Exercise tasks:
a - Summarize the passage on cognitive systems in two sentences.
b - Set down the passage on cognitive systems between "Welcome to the" and "as structured information.", inclusive.
c - Take the passage on cognitive systems further, starting after its final sentence.

***** Selected passage *****

Cognitive Systems — the 3rd Age of Computing

“When Watson defeated Brad Rutter and Ken Jennings in the Jeopardy! Challenge of February 2011, it was clear that a new kind of computing system was emerging — one that could learn, reason, and understand natural language” (Source: IBM Research. Refer also to Exhibit 8.1).

Exhibit 8.1   Jeopardy! host Alex Trebek with contestants Ken Jennings, Watson, and Brad Rutter (Courtesy of Jeopardy Productions, Inc.).

Welcome to the third age of computing. For the first time a computer could answer questions posed in plain English, and beat the very best in a quiz show. That question and answer machine, according to IBM’s Manoj Saxena, can now engage a consumer in a dialogue. Systems like Watson can interact with people and assist them in making complex decisions, after interpreting vast amounts of data comprising natural language, images as well as structured information.

***** Given data *****

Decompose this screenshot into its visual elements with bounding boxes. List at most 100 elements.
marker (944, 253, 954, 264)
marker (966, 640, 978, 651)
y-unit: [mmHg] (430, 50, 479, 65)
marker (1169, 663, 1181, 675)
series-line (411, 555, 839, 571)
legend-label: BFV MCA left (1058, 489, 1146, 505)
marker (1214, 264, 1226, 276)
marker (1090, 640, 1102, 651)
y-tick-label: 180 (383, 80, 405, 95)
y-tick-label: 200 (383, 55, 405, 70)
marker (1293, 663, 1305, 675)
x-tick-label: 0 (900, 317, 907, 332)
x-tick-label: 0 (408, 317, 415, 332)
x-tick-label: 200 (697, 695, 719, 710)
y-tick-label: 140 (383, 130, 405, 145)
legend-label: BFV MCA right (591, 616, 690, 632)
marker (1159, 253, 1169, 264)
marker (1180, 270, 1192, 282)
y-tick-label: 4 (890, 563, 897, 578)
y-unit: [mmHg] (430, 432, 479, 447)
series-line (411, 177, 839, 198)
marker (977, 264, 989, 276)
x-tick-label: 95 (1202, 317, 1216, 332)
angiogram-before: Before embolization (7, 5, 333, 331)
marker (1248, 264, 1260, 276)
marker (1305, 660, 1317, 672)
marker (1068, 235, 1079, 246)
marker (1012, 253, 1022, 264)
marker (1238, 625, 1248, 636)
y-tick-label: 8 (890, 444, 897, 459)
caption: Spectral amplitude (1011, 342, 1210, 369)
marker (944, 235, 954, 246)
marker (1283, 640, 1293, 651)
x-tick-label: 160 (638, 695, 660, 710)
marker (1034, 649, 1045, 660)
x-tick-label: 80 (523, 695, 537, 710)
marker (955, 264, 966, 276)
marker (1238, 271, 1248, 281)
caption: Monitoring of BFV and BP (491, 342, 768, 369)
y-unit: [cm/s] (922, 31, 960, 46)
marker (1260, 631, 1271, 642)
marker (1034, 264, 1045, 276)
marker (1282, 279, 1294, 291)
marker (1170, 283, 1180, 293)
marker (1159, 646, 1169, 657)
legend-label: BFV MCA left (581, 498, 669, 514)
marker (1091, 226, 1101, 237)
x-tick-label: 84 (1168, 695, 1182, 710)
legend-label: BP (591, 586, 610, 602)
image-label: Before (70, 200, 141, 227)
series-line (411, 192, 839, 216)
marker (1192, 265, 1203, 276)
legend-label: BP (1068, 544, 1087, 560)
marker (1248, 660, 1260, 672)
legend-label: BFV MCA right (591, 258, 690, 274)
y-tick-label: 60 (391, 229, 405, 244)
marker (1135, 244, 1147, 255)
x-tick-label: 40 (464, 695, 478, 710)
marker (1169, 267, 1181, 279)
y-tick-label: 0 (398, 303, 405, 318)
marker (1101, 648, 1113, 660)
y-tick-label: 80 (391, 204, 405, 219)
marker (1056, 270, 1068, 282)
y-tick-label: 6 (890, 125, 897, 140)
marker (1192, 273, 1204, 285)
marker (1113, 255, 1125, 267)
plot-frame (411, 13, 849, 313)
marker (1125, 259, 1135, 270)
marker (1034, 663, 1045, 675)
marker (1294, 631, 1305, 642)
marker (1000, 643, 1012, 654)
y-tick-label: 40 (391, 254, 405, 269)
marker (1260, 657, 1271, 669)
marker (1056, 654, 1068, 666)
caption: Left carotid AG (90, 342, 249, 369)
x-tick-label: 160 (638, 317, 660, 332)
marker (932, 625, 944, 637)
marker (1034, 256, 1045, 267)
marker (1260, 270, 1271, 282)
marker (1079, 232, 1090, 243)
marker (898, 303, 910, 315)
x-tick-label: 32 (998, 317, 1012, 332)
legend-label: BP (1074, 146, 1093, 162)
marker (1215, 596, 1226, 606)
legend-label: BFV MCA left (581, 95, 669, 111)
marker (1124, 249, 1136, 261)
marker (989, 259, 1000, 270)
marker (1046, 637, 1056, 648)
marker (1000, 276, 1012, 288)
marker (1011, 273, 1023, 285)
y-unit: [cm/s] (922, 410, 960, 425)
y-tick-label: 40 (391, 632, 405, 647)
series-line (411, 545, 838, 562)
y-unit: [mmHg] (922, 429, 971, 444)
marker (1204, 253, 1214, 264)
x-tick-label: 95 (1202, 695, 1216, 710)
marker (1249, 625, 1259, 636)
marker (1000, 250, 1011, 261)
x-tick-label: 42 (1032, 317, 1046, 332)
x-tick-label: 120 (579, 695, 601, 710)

*****

Task responses:
a - Watson's defeat of Brad Rutter and Ken Jennings in the February 2011 Jeopardy! Challenge showed that a new kind of computing system was emerging, one that could learn, reason, and understand natural language, and the text calls this the third age of computing. IBM's Manoj Saxena says this question-and-answer machine can now engage a consumer in a dialogue, and systems like Watson can interact with people and help them make complex decisions after interpreting vast amounts of natural language, images, and structured information.

b -
Welcome to the third age of computing. For the first time a computer could answer questions posed in plain English, and beat the very best in a quiz show. That question and answer machine, according to IBM’s Manoj Saxena, can now engage a consumer in a dialogue. Systems like Watson can interact with people and assist them in making complex decisions, after interpreting vast amounts of data comprising natural language, images as well as structured information.

c -
As a commercial technology, a cloud enabled Watson may power new consumer and enterprise applications in areas as diverse as cooking recipes, shopping, travel, banking and health care. At the University of Texas MD Anderson Cancer Center, Watson is participating in a “Moon Shots” mission to end cancer. Watson has also been assisting oncologists at the Memorial Sloan Kettering Cancer Center in New York with health data and research around the world.

Whereas computers traditionally were designed for rapid calculations of structured data, cognitive systems process structured and unstructured information akin to how people think. These systems are trained by artificial intelligence and machine learning algorithms to “sense, predict, infer and, in some ways, think”.